Gather from the listing below each line that includes the word "this", and copy it.

Begin Given information

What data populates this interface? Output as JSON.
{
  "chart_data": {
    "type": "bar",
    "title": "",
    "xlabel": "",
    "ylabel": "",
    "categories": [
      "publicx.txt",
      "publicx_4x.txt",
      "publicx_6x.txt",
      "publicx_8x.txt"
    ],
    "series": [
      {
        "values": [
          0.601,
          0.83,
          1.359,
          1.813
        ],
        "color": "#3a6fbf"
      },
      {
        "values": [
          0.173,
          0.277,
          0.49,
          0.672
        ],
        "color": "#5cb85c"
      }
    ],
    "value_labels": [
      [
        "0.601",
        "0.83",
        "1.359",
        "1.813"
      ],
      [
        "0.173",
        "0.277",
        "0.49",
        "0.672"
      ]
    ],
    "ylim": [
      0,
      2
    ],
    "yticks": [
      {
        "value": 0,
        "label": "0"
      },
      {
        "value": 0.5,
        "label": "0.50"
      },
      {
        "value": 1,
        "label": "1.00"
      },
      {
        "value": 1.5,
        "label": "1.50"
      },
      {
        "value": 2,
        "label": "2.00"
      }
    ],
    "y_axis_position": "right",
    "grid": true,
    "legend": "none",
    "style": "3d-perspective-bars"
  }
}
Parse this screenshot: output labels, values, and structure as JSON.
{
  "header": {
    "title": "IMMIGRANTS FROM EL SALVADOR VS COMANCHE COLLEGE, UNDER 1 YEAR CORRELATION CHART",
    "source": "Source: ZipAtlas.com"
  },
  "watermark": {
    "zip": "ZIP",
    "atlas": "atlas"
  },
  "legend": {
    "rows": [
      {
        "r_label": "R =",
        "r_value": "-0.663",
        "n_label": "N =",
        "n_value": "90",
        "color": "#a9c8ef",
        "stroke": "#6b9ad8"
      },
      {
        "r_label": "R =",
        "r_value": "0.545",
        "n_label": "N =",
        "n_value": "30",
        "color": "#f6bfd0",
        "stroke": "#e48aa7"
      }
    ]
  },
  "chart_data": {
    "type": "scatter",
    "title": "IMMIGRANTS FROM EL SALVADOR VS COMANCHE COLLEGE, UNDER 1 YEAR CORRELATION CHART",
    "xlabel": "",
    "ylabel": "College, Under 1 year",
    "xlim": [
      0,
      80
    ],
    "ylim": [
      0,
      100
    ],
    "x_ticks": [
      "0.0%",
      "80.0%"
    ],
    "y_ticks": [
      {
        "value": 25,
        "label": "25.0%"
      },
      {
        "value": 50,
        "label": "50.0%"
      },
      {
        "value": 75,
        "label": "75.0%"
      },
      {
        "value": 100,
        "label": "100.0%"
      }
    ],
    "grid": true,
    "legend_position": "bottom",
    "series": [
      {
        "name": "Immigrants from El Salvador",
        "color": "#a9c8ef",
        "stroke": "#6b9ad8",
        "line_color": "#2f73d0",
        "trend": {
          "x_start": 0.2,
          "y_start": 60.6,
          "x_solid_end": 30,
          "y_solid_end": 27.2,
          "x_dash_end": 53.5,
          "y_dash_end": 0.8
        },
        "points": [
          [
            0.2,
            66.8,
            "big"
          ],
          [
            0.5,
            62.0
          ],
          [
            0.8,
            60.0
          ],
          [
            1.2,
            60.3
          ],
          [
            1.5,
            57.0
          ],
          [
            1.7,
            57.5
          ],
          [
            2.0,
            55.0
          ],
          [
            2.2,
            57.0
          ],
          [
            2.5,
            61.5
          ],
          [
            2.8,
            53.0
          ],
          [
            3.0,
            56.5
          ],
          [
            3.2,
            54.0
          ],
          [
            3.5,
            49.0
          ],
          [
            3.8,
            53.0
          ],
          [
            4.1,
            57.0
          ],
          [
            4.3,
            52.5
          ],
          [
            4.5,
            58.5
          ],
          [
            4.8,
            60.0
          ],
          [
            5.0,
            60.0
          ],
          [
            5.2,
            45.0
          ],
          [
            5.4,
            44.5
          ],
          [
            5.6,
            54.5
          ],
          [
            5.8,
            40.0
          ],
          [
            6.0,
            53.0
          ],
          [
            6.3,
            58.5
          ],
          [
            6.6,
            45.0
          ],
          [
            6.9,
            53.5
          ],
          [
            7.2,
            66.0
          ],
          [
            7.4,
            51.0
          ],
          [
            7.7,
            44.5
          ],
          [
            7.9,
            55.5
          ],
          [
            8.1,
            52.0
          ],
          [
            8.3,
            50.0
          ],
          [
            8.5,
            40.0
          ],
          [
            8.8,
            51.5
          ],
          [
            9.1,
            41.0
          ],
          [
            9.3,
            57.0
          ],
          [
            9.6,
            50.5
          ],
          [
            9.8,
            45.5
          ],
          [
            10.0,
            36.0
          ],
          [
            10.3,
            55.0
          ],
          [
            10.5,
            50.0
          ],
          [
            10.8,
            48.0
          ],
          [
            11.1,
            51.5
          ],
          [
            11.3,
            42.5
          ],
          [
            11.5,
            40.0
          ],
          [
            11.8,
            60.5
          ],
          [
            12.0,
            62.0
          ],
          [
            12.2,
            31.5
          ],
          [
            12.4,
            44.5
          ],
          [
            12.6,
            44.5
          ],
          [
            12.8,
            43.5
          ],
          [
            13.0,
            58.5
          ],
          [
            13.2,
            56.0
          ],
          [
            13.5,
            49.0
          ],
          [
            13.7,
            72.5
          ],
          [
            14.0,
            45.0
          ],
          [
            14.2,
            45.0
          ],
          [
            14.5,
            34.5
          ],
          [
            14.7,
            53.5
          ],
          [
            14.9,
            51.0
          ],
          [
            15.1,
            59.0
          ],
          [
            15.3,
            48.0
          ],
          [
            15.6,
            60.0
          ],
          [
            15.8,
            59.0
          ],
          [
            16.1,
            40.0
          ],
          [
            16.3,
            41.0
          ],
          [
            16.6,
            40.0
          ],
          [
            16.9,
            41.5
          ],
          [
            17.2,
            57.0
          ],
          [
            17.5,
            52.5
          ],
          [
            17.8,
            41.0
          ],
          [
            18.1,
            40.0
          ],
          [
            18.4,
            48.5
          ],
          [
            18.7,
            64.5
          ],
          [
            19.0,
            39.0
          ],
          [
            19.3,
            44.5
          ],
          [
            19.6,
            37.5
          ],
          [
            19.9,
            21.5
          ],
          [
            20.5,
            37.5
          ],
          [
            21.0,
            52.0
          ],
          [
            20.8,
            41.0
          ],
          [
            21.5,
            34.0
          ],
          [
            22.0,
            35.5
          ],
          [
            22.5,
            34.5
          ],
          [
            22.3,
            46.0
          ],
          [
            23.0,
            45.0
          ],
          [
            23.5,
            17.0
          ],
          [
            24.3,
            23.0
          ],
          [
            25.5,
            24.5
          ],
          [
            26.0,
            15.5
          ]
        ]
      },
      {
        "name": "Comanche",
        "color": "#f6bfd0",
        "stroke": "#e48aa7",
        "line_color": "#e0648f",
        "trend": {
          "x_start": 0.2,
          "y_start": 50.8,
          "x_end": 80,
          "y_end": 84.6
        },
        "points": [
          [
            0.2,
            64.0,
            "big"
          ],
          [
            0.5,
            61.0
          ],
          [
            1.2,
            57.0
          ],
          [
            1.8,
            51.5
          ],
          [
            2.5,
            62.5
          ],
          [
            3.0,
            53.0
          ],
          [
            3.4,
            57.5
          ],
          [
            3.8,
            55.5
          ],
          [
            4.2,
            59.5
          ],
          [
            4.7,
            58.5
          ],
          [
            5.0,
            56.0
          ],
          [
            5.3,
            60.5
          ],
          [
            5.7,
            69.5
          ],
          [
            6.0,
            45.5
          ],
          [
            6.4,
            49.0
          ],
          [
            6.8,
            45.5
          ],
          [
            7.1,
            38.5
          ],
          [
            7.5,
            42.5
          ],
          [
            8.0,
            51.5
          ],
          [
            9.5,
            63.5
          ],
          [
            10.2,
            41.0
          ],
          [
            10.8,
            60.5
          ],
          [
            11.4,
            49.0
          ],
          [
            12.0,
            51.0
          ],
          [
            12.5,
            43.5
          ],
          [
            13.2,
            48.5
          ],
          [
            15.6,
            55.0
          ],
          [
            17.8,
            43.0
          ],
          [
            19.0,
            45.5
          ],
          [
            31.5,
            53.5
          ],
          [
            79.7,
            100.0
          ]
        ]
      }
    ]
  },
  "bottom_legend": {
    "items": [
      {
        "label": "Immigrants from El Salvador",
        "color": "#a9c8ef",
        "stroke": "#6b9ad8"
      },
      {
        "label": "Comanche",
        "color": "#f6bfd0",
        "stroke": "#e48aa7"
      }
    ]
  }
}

End Given information

> [Worked answer]
What data populates this interface? Output as JSON.
Parse this screenshot: output labels, values, and structure as JSON.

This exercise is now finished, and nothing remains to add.